— STATED TASK —
Scan the lines below for the string "vidéo" and copy every one that has it.

------------------------

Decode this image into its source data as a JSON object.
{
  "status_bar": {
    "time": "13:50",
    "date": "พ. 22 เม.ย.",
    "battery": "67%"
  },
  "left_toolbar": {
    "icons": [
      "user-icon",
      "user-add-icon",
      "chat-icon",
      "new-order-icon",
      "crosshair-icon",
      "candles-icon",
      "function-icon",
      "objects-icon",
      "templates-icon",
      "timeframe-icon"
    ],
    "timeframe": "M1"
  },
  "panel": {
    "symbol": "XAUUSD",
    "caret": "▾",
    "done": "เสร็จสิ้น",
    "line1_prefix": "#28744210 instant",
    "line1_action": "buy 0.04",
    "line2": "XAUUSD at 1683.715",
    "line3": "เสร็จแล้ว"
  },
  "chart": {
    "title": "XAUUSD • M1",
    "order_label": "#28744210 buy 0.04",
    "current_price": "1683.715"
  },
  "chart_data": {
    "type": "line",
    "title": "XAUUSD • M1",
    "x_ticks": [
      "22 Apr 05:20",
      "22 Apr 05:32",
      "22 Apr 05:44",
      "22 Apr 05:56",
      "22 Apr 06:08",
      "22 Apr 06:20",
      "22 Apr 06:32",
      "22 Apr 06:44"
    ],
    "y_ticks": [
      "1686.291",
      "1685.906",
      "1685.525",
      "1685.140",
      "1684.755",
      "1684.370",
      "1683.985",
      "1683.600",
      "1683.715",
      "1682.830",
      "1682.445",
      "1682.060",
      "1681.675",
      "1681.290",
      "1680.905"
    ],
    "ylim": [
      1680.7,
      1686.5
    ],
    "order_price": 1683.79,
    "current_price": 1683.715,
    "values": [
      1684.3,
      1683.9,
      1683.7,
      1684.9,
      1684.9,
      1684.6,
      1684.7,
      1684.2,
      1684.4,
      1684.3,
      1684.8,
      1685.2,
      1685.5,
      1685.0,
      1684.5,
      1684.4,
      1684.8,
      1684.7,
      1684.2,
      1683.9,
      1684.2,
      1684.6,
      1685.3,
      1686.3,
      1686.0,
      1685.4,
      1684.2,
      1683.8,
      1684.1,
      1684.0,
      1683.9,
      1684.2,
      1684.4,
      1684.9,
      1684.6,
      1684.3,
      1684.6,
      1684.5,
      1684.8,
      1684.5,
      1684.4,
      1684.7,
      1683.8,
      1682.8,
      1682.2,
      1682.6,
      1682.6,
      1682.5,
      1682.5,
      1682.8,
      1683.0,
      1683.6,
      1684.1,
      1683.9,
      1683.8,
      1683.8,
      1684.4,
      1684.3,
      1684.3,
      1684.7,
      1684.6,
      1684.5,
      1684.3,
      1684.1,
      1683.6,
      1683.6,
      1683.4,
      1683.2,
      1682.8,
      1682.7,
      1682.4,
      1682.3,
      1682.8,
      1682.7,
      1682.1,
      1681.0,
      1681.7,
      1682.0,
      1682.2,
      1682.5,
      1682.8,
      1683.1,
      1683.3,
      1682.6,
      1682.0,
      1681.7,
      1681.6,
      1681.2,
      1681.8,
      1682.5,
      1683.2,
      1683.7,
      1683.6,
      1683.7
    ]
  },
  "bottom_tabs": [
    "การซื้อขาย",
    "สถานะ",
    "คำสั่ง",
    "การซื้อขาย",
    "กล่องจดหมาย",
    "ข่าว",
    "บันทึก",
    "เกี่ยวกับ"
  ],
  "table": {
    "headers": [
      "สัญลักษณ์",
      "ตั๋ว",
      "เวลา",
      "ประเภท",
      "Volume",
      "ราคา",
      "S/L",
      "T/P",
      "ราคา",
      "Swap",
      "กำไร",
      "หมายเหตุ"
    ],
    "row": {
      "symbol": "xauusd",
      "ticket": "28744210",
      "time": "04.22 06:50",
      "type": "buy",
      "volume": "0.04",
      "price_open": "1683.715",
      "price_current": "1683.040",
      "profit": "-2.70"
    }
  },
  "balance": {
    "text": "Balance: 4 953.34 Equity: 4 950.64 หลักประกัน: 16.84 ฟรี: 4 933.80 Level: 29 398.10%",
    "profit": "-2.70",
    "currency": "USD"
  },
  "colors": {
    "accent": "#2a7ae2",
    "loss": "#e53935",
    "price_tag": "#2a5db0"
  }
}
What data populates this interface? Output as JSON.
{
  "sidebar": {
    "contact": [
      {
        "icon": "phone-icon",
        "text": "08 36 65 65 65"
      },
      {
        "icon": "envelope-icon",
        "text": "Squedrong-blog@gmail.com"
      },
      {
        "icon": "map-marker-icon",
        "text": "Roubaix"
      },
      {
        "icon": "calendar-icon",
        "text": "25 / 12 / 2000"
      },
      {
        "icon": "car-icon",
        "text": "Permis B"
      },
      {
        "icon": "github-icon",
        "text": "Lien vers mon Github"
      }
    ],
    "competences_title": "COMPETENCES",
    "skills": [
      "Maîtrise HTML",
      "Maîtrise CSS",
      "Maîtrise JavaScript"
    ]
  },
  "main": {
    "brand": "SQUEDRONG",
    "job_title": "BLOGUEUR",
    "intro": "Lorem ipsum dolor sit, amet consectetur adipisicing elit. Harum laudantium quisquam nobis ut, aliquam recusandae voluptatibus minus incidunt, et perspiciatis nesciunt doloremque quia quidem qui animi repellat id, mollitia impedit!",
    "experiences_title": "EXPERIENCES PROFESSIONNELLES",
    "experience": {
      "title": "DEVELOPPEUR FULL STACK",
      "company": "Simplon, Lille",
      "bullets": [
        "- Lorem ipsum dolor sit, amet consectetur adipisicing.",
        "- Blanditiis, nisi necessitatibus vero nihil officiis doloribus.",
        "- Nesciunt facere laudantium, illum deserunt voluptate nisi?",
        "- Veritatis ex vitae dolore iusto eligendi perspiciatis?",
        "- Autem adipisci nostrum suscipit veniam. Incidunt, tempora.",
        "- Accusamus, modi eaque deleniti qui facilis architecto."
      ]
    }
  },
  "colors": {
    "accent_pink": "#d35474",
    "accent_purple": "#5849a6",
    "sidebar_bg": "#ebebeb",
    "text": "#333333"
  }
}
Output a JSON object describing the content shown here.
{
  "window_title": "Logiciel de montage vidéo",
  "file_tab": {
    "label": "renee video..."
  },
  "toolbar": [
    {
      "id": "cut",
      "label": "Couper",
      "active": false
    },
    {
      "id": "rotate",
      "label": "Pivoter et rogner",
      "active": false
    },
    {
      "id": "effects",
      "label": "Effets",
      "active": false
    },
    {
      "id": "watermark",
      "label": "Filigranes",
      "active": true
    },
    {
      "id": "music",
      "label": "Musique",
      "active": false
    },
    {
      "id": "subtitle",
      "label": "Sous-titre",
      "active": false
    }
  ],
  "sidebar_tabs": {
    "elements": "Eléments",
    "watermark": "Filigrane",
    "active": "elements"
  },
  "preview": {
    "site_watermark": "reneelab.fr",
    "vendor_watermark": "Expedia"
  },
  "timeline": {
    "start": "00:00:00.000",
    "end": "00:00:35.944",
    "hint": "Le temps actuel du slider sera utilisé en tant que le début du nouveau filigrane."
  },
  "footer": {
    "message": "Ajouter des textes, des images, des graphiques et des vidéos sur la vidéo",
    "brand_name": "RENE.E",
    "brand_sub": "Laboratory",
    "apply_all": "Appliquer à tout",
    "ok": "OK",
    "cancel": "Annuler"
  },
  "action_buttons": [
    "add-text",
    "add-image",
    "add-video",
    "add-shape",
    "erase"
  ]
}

------------------------

— SOLUTION BELOW —
  "window_title": "Logiciel de montage vidéo",
    "message": "Ajouter des textes, des images, des graphiques et des vidéos sur la vidéo",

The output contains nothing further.